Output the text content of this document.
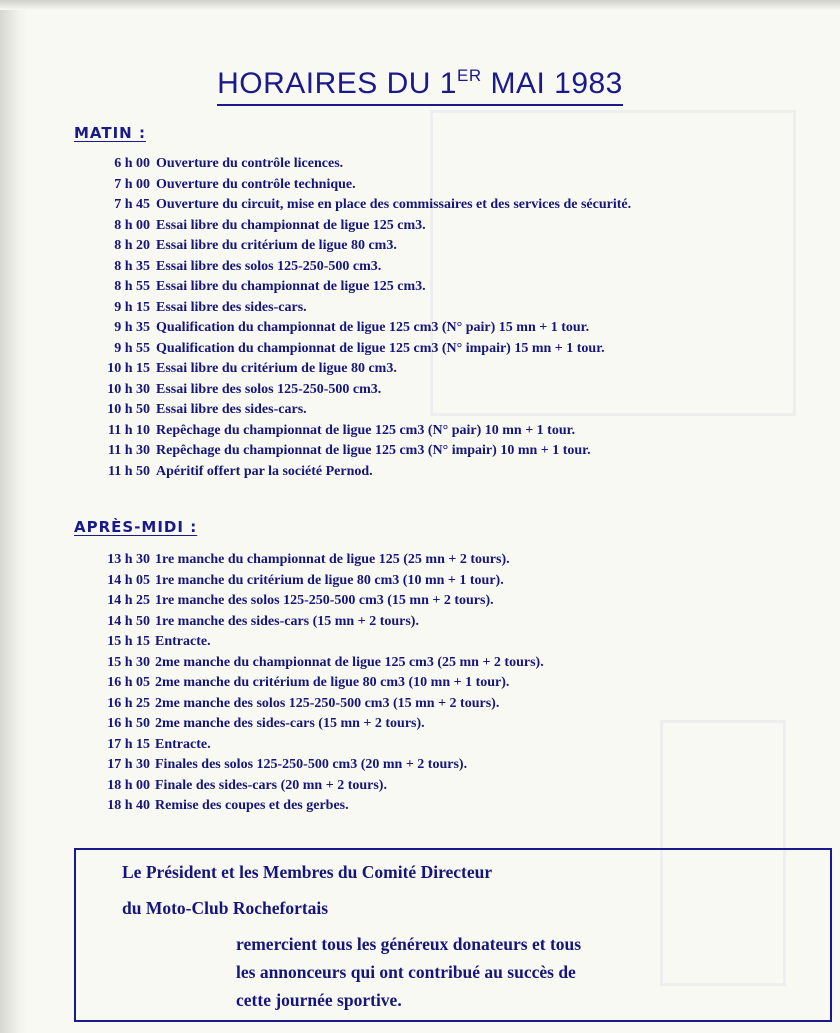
HORAIRES DU 1ER MAI 1983
MATIN :
6 h 00 Ouverture du contrôle licences.
7 h 00 Ouverture du contrôle technique.
7 h 45 Ouverture du circuit, mise en place des commissaires et des services de sécurité.
8 h 00 Essai libre du championnat de ligue 125 cm3.
8 h 20 Essai libre du critérium de ligue 80 cm3.
8 h 35 Essai libre des solos 125-250-500 cm3.
8 h 55 Essai libre du championnat de ligue 125 cm3.
9 h 15 Essai libre des sides-cars.
9 h 35 Qualification du championnat de ligue 125 cm3 (N° pair) 15 mn + 1 tour.
9 h 55 Qualification du championnat de ligue 125 cm3 (N° impair) 15 mn + 1 tour.
10 h 15 Essai libre du critérium de ligue 80 cm3.
10 h 30 Essai libre des solos 125-250-500 cm3.
10 h 50 Essai libre des sides-cars.
11 h 10 Repêchage du championnat de ligue 125 cm3 (N° pair) 10 mn + 1 tour.
11 h 30 Repêchage du championnat de ligue 125 cm3 (N° impair) 10 mn + 1 tour.
11 h 50 Apéritif offert par la société Pernod.
APRÈS-MIDI :
13 h 30 1re manche du championnat de ligue 125 (25 mn + 2 tours).
14 h 05 1re manche du critérium de ligue 80 cm3 (10 mn + 1 tour).
14 h 25 1re manche des solos 125-250-500 cm3 (15 mn + 2 tours).
14 h 50 1re manche des sides-cars (15 mn + 2 tours).
15 h 15 Entracte.
15 h 30 2me manche du championnat de ligue 125 cm3 (25 mn + 2 tours).
16 h 05 2me manche du critérium de ligue 80 cm3 (10 mn + 1 tour).
16 h 25 2me manche des solos 125-250-500 cm3 (15 mn + 2 tours).
16 h 50 2me manche des sides-cars (15 mn + 2 tours).
17 h 15 Entracte.
17 h 30 Finales des solos 125-250-500 cm3 (20 mn + 2 tours).
18 h 00 Finale des sides-cars (20 mn + 2 tours).
18 h 40 Remise des coupes et des gerbes.
Le Président et les Membres du Comité Directeur
du Moto-Club Rochefortais
remercient tous les généreux donateurs et tous
les annonceurs qui ont contribué au succès de
cette journée sportive.
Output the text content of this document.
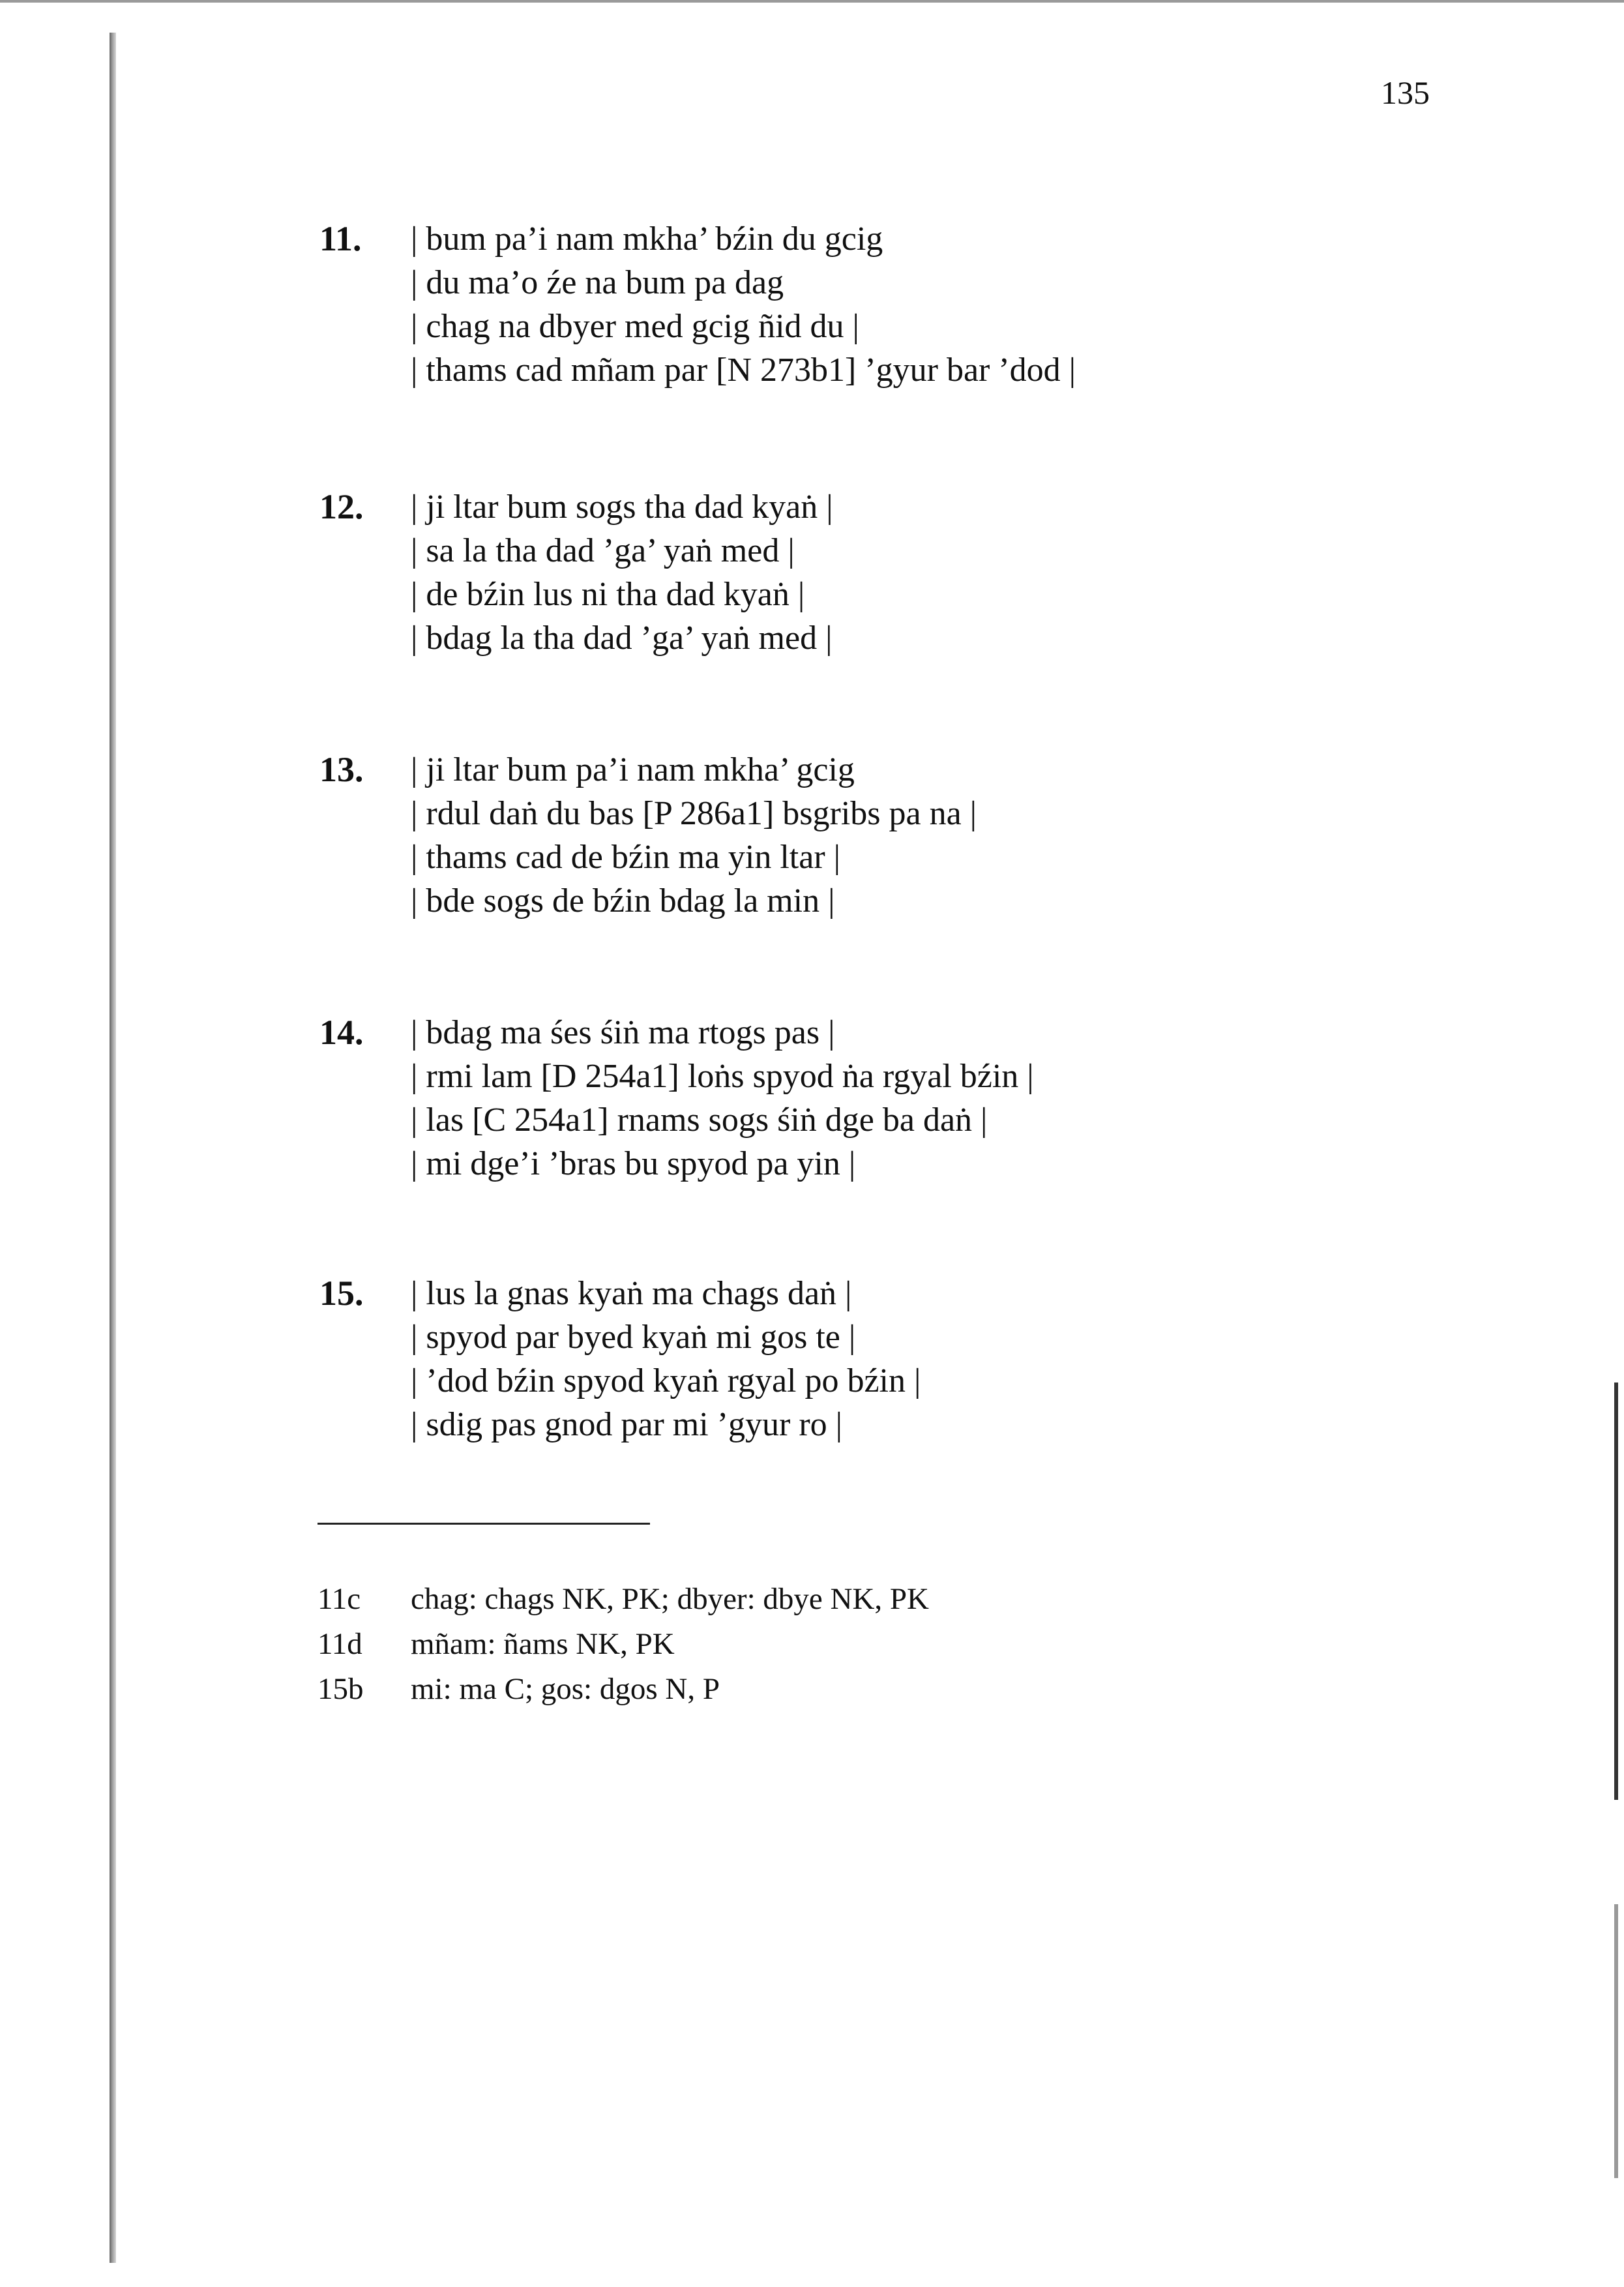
135
11. | bum pa’i nam mkha’ bźin du gcig
| du ma’o źe na bum pa dag
| chag na dbyer med gcig ñid du |
| thams cad mñam par [N 273b1] ’gyur bar ’dod |
12. | ji ltar bum sogs tha dad kyaṅ |
| sa la tha dad ’ga’ yaṅ med |
| de bźin lus ni tha dad kyaṅ |
| bdag la tha dad ’ga’ yaṅ med |
13. | ji ltar bum pa’i nam mkha’ gcig
| rdul daṅ du bas [P 286a1] bsgribs pa na |
| thams cad de bźin ma yin ltar |
| bde sogs de bźin bdag la min |
14. | bdag ma śes śiṅ ma rtogs pas |
| rmi lam [D 254a1] loṅs spyod ṅa rgyal bźin |
| las [C 254a1] rnams sogs śiṅ dge ba daṅ |
| mi dge’i ’bras bu spyod pa yin |
15. | lus la gnas kyaṅ ma chags daṅ |
| spyod par byed kyaṅ mi gos te |
| ’dod bźin spyod kyaṅ rgyal po bźin |
| sdig pas gnod par mi ’gyur ro |
11c chag: chags NK, PK; dbyer: dbye NK, PK
11d mñam: ñams NK, PK
15b mi: ma C; gos: dgos N, P
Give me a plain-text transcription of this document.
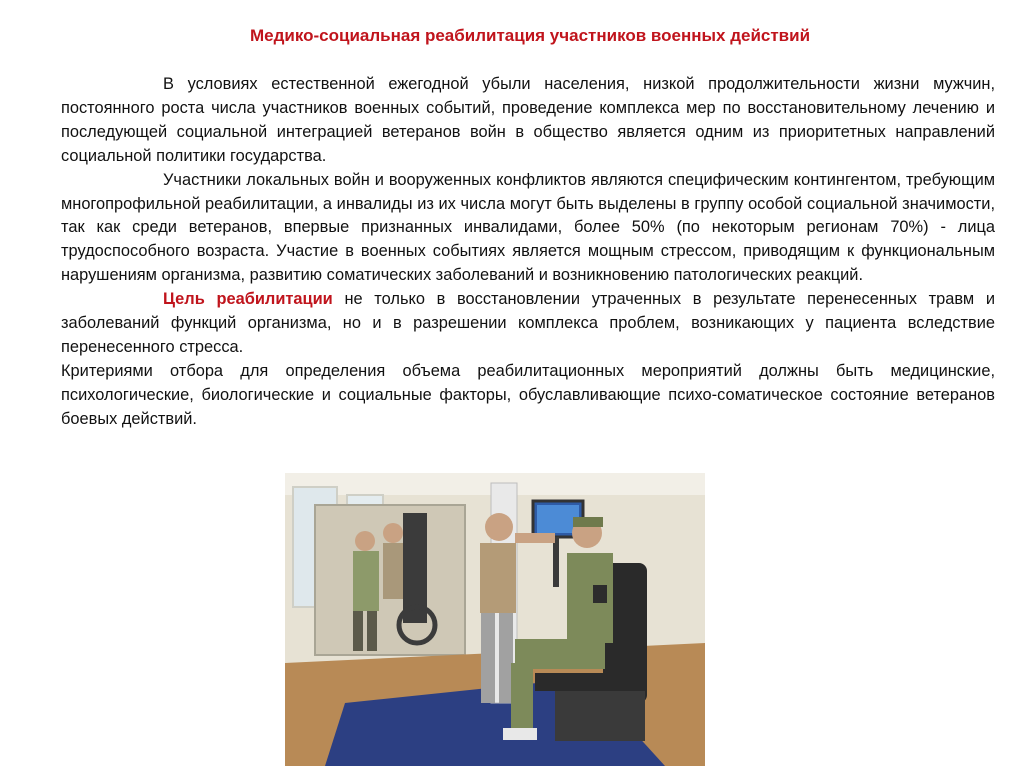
Медико-социальная реабилитация участников военных действий

В условиях естественной ежегодной убыли населения, низкой продолжительности жизни мужчин, постоянного роста числа участников военных событий, проведение комплекса мер по восстановительному лечению и последующей социальной интеграцией ветеранов войн в общество является одним из приоритетных направлений социальной политики государства.

Участники локальных войн и вооруженных конфликтов являются специфическим контингентом, требующим многопрофильной реабилитации, а инвалиды из их числа могут быть выделены в группу особой социальной значимости, так как среди ветеранов, впервые признанных инвалидами, более 50% (по некоторым регионам 70%) - лица трудоспособного возраста. Участие в военных событиях является мощным стрессом, приводящим к функциональным нарушениям организма, развитию соматических заболеваний и возникновению патологических реакций.

Цель реабилитации не только в восстановлении утраченных в результате перенесенных травм и заболеваний функций организма, но и в разрешении комплекса проблем, возникающих у пациента вследствие перенесенного стресса.

Критериями отбора для определения объема реабилитационных мероприятий должны быть медицинские, психологические, биологические и социальные факторы, обуславливающие психо-соматическое состояние ветеранов боевых действий.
+ + + + +
## Set exercise
Collect the lines that hold "заболеваний".

## Solution below
Участники локальных войн и вооруженных конфликтов являются специфическим контингентом, требующим многопрофильной реабилитации, а инвалиды из их числа могут быть выделены в группу особой социальной значимости, так как среди ветеранов, впервые признанных инвалидами, более 50% (по некоторым регионам 70%) - лица трудоспособного возраста. Участие в военных событиях является мощным стрессом, приводящим к функциональным нарушениям организма, развитию соматических заболеваний и возникновению патологических реакций.
Цель реабилитации не только в восстановлении утраченных в результате перенесенных травм и заболеваний функций организма, но и в разрешении комплекса проблем, возникающих у пациента вследствие перенесенного стресса.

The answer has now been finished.